-- Start Excerpted text --
It's not a very well-known song, and the first time I heard it, it was being played by Tom Jobim himself at home, on his piano, in a sunny afternoon, while Tom was revising his songbook. At that moment I felt that "As praias desertas" was the most beautiful song I had ever heard and I asked him to play it again and again, and he did.

Many years later, Ryuichi, Jaques and me met at that same house in Rio de Janeiro for the initial recording session of "Casa." While Fernando (technician) and Phil (piano tuner) were preparing the set for the following days, we started humming this song and, before we knew it, we were already rehearsing it. After a short period of time to settle the format and all the details related to the song, we felt ready to do it. I can't get Tom's image out of my mind, of course. We recorded it and then we listened to it. I was enraptured.

We were again at Tom's place singing, playing his songs as if time hadn't passed, while Ryuichi played Tom's piano emulating the same touch, his touch. And his music filled the place with so much color and joy! While it was being recorded, a bird flew nearby and its singing was recorded. It sounds like human laughter. But it was surely a bird's
laughter.

Jaques: Only a few months had passed after Antonio passed away: one night I was invited by Paulo, Antonio's son, to join him at his house at Ipanema, to listen to a new record by Toninho Horta (one of the most prominent Brazilian composers nowadays). Late at night, after the third or fourth pass of the record, as well as the third or fourth glass of scotch, Nana Caymmi came through the door, and after a few minutes we had Daniel Jobim by the piano, I had my instrument with me, and Nana begun to sing this song. "The desert beaches keep waiting for us..." and we all had understood at that point that the us in the lyrics means each one of us and Antonio, and we all felt how we miss his presence among us...

Ryuichi: This song is the very first track we recorded for the "CASA" project. When we started it we were feeling our way, not knowing exactly how we were going to proceed.
To me, the song has an element of one of Debussy's preludes in it. I wonder if you can hear it? With this "CASA" project, I wanted to demonstrate the connection I feel Jobim has with the Impressionists. I tried to do so in a way that wouldn't be too obvious.
In the middle of this song, about where the piano solo ends, there is the unexpected sound of a bird singing; the sound just floated into the room through a window that had been left open. It was as if Jobim's spirit had become a bird and he was giving us his blessing.


AMOR EM PAZ
Paula: In this song we have Paulo Jobim's participation - Tom's son - on acoustic guitar, and he knows like no one else how to do that bossa-nova touch that Joao Gilberto, in a stroke of genius, invented. Zeca Assumpcao is also with us on acoustic bass, making it sound velvety and even more beautiful, from the first note.

"Amor em paz" is one of my - many - favorite tracks, and we right away felt it should be track #2 for its swing, for what it says, and also because it's irresistible. On the intermezzo, there's a beautiful dialogue between Ryuichi's piano and Jaques' cello, where the song proves its absolute power, no words needed.
-- End Excerpted text --
-- Start Dataset extract --
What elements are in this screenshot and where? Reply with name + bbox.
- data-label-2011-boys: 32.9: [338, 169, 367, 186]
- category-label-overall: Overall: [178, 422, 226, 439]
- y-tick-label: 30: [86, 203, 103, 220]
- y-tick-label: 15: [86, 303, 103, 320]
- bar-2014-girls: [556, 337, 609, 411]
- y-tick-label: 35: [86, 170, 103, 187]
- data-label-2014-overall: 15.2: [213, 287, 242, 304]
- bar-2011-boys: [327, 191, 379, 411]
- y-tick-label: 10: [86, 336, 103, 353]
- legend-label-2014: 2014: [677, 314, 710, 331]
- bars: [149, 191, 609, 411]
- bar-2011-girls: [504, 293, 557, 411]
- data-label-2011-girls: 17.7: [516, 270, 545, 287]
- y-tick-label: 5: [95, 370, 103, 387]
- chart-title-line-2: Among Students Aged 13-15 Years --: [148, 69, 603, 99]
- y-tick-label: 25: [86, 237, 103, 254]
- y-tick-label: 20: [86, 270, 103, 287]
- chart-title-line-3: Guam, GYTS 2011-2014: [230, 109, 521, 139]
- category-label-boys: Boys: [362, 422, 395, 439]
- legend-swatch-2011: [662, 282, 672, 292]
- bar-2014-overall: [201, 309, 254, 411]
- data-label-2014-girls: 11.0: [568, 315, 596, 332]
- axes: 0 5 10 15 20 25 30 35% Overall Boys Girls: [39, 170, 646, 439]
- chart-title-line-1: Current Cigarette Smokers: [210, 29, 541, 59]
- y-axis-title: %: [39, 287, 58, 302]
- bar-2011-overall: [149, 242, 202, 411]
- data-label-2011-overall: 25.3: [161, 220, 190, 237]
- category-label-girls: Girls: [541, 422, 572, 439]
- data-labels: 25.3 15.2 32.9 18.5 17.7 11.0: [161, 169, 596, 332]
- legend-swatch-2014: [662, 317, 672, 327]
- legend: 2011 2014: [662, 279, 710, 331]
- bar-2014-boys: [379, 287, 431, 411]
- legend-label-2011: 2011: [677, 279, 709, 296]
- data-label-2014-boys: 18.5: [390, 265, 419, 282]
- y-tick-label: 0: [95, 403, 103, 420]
-- End Dataset extract --
Pick up the passage about recording Tom Jobim's songs after its final sentence and carry it on. These records were taken from a different source than the passage.

▸ Exercise answer
At the closing of the track, the crickets made their contribution. They always came by sunset. When night came, so came the frogs. And they were so loud that we had to call the session off to restart the next morning.

Jaques: We invited Paulo Jobim to join us in this song. I don't have any doubts that after Joao Gilberto, Paulo is the one that can clearest "say" bossa nova through a guitar, and the heart of bossa nova is the guitar. What else I love on this recording is the smoothness and elegance of Zeca Assumpcao on the double bass, and the conversation between the piano and the cello at the instrumental session, witch seams the continuation of our lives.

Ryuichi: Jobim's eldest son Paulo joins us on guitar. The sparse and somewhat ambiguous dialogue between the piano and cello is quite Zen-like. Of course, Paulo's ultra-minimal guitar is also Zen-like, Jobim himself once said, as the cliche goes, "less is more."


VIVO SONHANDO - DREAMER
Paula: For this song we had three specially invited guest musicians: Luiz Brasil (acoustic guitar), Zeca Assumpcao (acoustic bass) and Marcos Suzano (percussion).

This a very well-known bossa nova tune. I sung it both in Portuguese and in English, and it has been already recorded by two jazz divas: Sarah Vaughn and Ella Fitzgerald.
I tried to pay homage to Ella, in my own fashion and with all due respect, of course!

By the end of the track, Jaques and I whistle the melody, as if we were walking hand in hand along Ipanema Beach, we two also dreaming of the possibility of a better world in the future.

Jaques: I will keep dreaming for ever of being able to meet Antonio again somewhere, sometime, and maybe being able to recover so much I have been missing for all those years.

Ryuichi: This is something that can be said for all of "CASA,": although many of Jobim's original recordings have surprisingly cheerful arrangements (particularly those from the '60's), our performances here have a considerable melancholy to them. Could it be saudade? Longing for something lost? This song is that way too. It is in reality a cheerful tune, but on "CASA" it feels sorrowful. That is Paula and Jaques whistling during the ending.


INUTIL PAISAGEM
Paula: "But what is it all for? Why so much sky? Why so much sea, what for?" This is a sad, tormented and hopeless song, and it's very beautiful, for it bears so much truth and depth.
The piano sounds as if the waters of small stream were tiny diamonds slowly dripping and touching the strings of a deep-toned lamenting cello.

Jaques: This poetic image was so present among us during those five days at "the temple." "Casa," the house is so beautiful (it was designed and built by Paulo, who is also an architect), through its windows we can see the most gorgeous, spectacular landscape I could ever admire in my life (and I have been to nearly 300 cities...). And all this beauty, in some way, could be completely useless without Jobim. But the enormous emotion it brings us while playing his songs , brings us back the absolute relevance of that landscape.

Jaques: This may be the track that is the most jazz-like among the songs on "CASA."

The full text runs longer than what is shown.